● **EXERCISE MATERIALS**:
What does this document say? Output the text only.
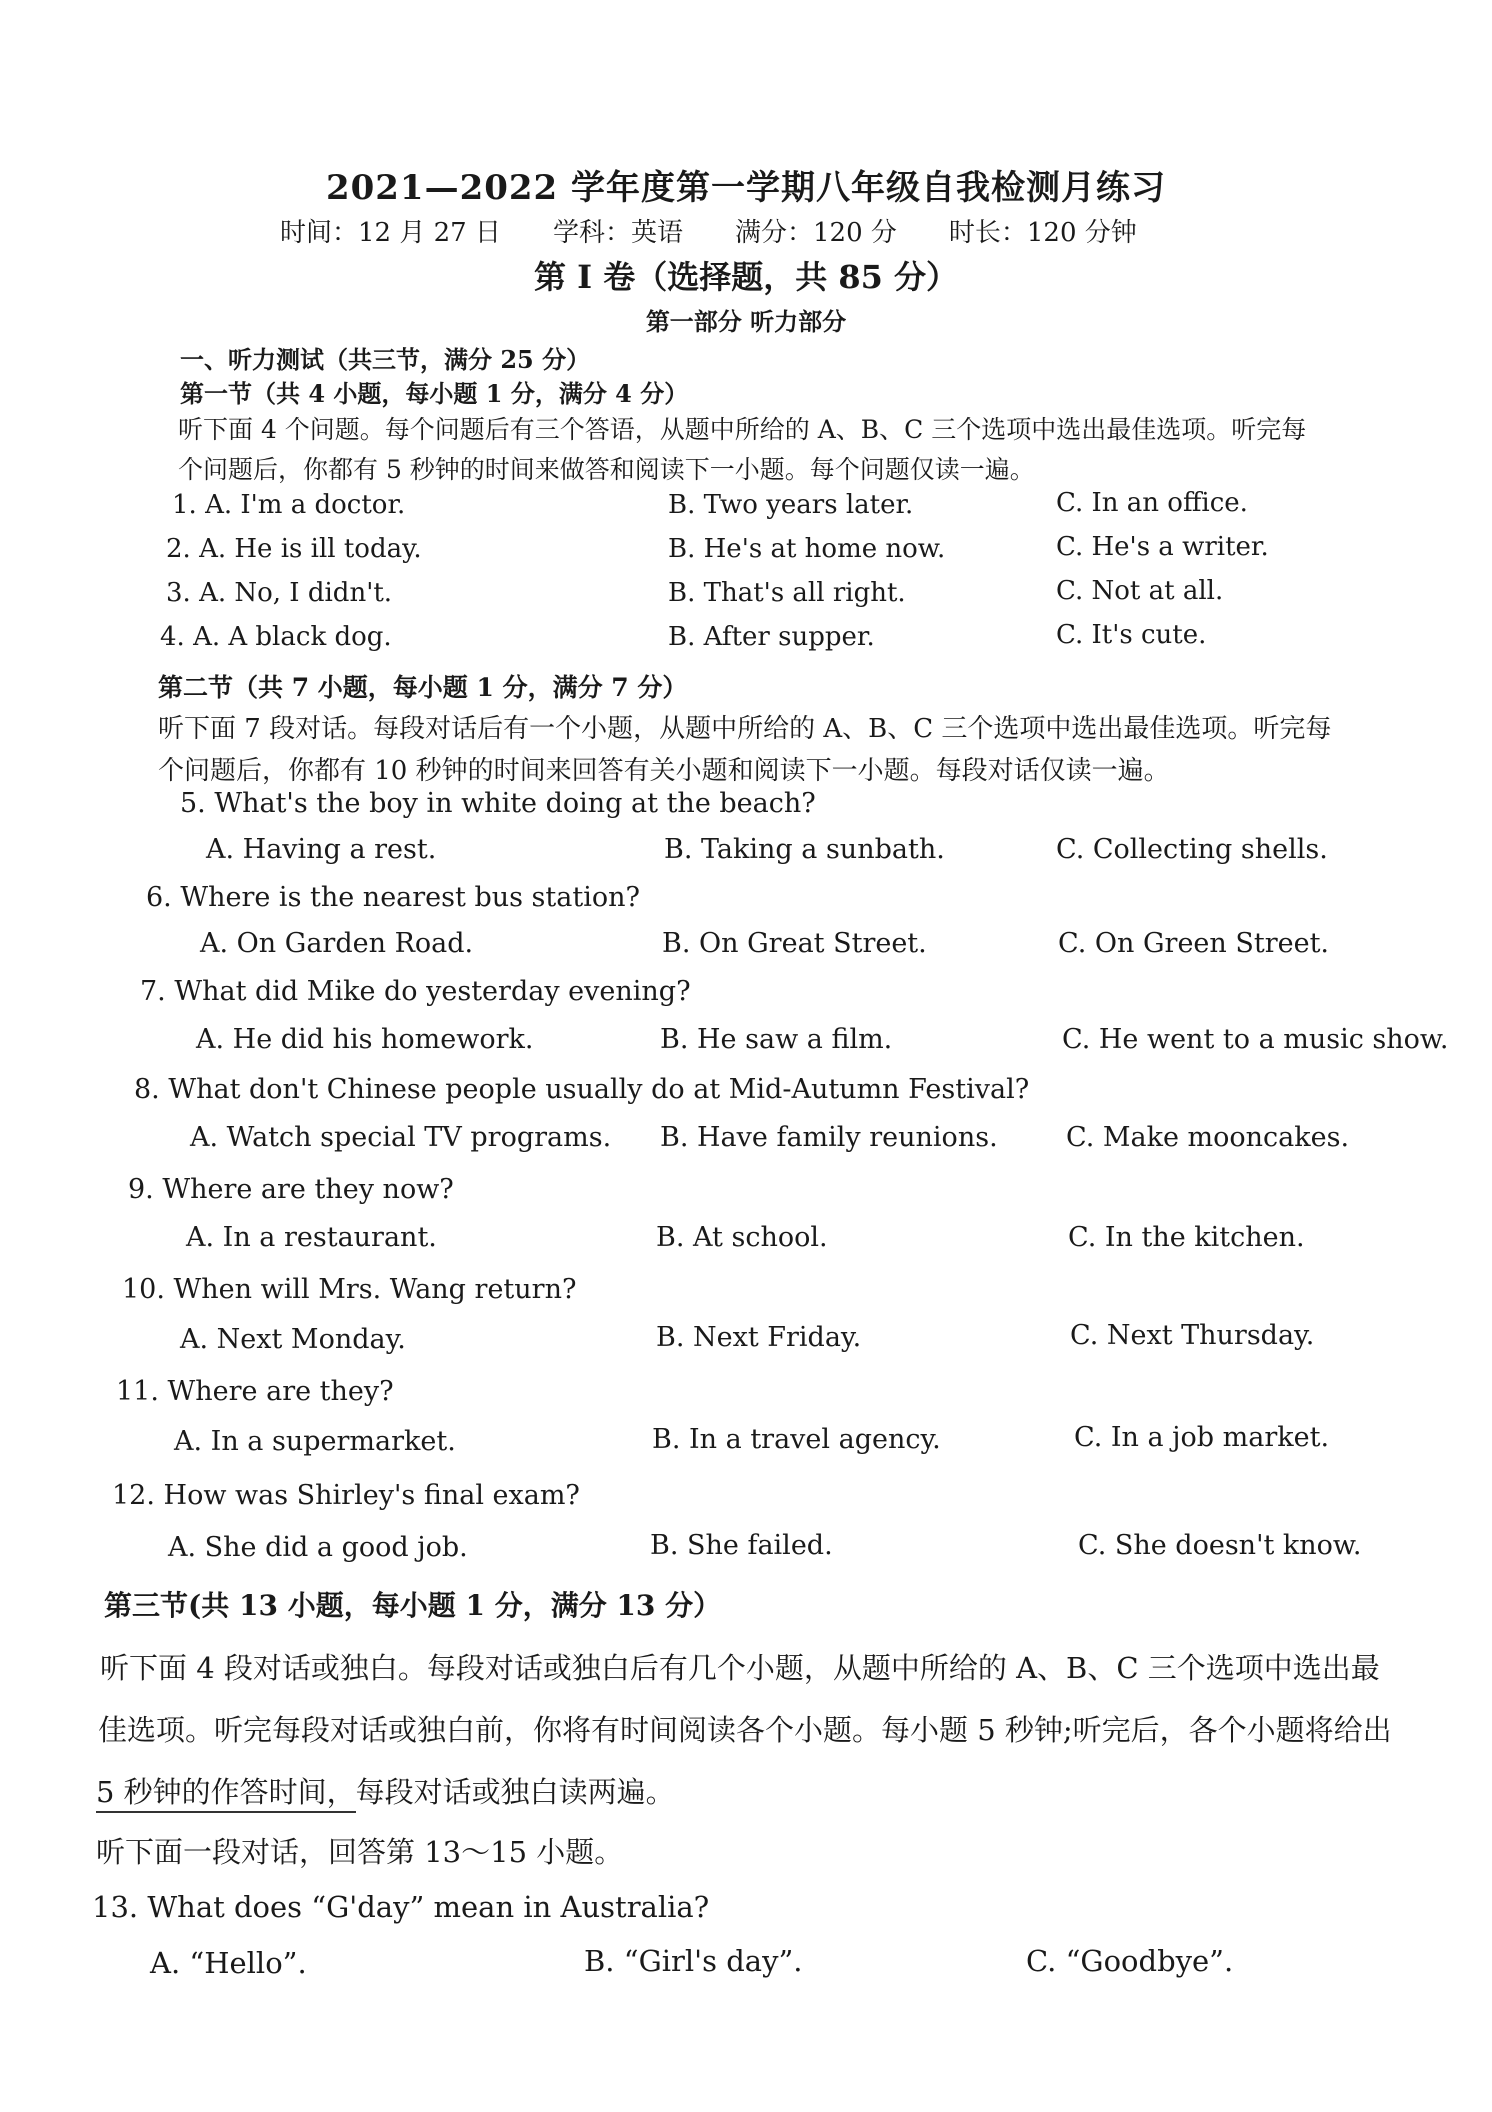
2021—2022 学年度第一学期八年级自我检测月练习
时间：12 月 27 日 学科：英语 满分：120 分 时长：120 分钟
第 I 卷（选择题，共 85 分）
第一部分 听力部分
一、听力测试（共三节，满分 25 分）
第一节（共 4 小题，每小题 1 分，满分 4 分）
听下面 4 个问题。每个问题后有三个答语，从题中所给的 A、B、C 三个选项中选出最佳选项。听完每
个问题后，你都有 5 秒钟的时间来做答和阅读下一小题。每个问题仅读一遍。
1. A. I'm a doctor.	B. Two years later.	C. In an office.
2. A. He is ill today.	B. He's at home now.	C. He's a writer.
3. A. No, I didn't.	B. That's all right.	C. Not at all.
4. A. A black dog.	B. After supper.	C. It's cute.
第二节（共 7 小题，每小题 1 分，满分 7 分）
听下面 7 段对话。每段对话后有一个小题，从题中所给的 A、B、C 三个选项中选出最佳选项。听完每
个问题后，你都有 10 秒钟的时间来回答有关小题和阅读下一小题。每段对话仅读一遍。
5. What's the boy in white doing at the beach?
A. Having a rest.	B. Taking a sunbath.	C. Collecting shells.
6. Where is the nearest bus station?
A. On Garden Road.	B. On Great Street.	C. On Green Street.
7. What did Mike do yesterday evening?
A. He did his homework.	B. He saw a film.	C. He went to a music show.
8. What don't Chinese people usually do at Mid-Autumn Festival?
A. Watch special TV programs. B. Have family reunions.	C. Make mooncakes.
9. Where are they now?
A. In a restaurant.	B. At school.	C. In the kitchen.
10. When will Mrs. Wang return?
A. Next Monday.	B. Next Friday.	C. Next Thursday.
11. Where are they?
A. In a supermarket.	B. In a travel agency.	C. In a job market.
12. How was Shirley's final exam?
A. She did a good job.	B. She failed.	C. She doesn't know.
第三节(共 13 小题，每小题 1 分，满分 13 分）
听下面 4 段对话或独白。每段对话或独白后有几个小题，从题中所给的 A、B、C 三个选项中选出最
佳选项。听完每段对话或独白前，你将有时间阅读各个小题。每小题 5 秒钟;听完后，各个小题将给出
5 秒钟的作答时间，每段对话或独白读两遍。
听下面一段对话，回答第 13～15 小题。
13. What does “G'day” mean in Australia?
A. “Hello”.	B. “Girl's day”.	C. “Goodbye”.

---

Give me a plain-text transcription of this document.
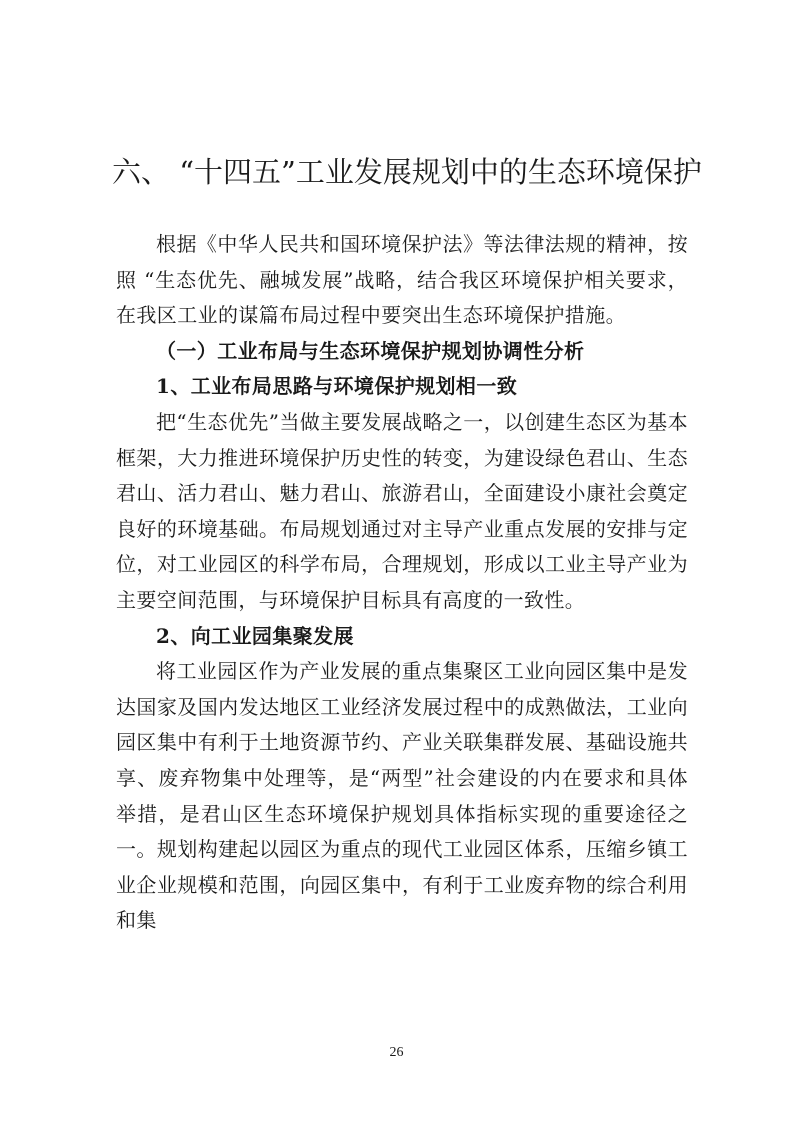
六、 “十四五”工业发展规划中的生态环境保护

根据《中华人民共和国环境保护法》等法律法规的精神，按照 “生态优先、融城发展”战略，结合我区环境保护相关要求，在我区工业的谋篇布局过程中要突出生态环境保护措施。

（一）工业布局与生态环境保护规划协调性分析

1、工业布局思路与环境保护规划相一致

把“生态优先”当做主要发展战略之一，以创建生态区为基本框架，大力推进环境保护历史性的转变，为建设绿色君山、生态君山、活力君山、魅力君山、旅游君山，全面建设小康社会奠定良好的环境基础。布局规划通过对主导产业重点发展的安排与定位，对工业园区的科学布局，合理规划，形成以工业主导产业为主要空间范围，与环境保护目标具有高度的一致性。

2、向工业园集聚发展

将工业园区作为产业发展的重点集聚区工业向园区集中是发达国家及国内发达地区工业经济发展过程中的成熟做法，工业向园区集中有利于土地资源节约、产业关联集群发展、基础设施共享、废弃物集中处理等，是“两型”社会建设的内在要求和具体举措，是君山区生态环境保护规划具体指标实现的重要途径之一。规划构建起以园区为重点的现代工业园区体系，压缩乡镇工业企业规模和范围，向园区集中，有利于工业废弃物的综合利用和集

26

● **TASK INSTRUCTIONS**:
Give a single number: the count of lines above that include the word "document".

● **CORRECT RESULT**:
2